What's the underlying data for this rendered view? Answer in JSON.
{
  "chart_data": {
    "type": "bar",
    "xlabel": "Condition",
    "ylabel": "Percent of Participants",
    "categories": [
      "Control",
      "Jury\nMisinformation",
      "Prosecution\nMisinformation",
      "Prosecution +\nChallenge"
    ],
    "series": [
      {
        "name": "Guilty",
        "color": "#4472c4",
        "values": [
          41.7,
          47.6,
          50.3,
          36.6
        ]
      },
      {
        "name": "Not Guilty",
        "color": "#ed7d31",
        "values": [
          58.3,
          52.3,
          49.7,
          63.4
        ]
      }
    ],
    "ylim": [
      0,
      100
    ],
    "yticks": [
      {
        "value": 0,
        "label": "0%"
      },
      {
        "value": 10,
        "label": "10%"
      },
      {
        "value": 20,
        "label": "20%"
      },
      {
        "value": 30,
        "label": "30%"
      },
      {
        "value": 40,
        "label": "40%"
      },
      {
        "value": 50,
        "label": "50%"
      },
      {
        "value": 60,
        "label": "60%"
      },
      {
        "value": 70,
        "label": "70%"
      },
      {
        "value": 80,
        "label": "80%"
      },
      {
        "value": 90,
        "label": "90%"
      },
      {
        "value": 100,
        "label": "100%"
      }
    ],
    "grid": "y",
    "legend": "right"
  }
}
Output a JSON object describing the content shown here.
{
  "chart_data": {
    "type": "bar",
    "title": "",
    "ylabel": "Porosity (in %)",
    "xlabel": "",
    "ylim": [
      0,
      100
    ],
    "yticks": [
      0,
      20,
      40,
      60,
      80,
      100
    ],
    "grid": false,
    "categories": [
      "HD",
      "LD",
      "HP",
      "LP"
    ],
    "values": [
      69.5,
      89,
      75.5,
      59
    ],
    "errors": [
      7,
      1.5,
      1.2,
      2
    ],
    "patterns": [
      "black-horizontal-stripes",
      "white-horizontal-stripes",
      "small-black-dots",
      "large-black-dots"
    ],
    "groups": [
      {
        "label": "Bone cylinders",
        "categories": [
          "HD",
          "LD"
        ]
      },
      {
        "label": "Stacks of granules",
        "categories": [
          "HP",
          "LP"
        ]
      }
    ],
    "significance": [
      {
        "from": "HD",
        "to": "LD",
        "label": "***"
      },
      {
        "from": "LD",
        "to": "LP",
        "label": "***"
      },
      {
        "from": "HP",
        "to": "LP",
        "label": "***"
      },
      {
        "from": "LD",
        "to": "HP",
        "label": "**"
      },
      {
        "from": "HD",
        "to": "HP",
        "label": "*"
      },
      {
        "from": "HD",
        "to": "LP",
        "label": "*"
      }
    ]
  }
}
══════
**EXERCISE DESCRIPTION**
Your task is to output the full set of records exactly as presented.

**COMPLETE RESPONSE**
What's the underlying data for this rendered view? Answer in JSON.
{
  "chart_data": {
    "type": "bar",
    "xlabel": "Condition",
    "ylabel": "Percent of Participants",
    "categories": [
      "Control",
      "Jury\nMisinformation",
      "Prosecution\nMisinformation",
      "Prosecution +\nChallenge"
    ],
    "series": [
      {
        "name": "Guilty",
        "color": "#4472c4",
        "values": [
          41.7,
          47.6,
          50.3,
          36.6
        ]
      },
      {
        "name": "Not Guilty",
        "color": "#ed7d31",
        "values": [
          58.3,
          52.3,
          49.7,
          63.4
        ]
      }
    ],
    "ylim": [
      0,
      100
    ],
    "yticks": [
      {
        "value": 0,
        "label": "0%"
      },
      {
        "value": 10,
        "label": "10%"
      },
      {
        "value": 20,
        "label": "20%"
      },
      {
        "value": 30,
        "label": "30%"
      },
      {
        "value": 40,
        "label": "40%"
      },
      {
        "value": 50,
        "label": "50%"
      },
      {
        "value": 60,
        "label": "60%"
      },
      {
        "value": 70,
        "label": "70%"
      },
      {
        "value": 80,
        "label": "80%"
      },
      {
        "value": 90,
        "label": "90%"
      },
      {
        "value": 100,
        "label": "100%"
      }
    ],
    "grid": "y",
    "legend": "right"
  }
}
Output a JSON object describing the content shown here.
{
  "chart_data": {
    "type": "bar",
    "title": "",
    "ylabel": "Porosity (in %)",
    "xlabel": "",
    "ylim": [
      0,
      100
    ],
    "yticks": [
      0,
      20,
      40,
      60,
      80,
      100
    ],
    "grid": false,
    "categories": [
      "HD",
      "LD",
      "HP",
      "LP"
    ],
    "values": [
      69.5,
      89,
      75.5,
      59
    ],
    "errors": [
      7,
      1.5,
      1.2,
      2
    ],
    "patterns": [
      "black-horizontal-stripes",
      "white-horizontal-stripes",
      "small-black-dots",
      "large-black-dots"
    ],
    "groups": [
      {
        "label": "Bone cylinders",
        "categories": [
          "HD",
          "LD"
        ]
      },
      {
        "label": "Stacks of granules",
        "categories": [
          "HP",
          "LP"
        ]
      }
    ],
    "significance": [
      {
        "from": "HD",
        "to": "LD",
        "label": "***"
      },
      {
        "from": "LD",
        "to": "LP",
        "label": "***"
      },
      {
        "from": "HP",
        "to": "LP",
        "label": "***"
      },
      {
        "from": "LD",
        "to": "HP",
        "label": "**"
      },
      {
        "from": "HD",
        "to": "HP",
        "label": "*"
      },
      {
        "from": "HD",
        "to": "LP",
        "label": "*"
      }
    ]
  }
}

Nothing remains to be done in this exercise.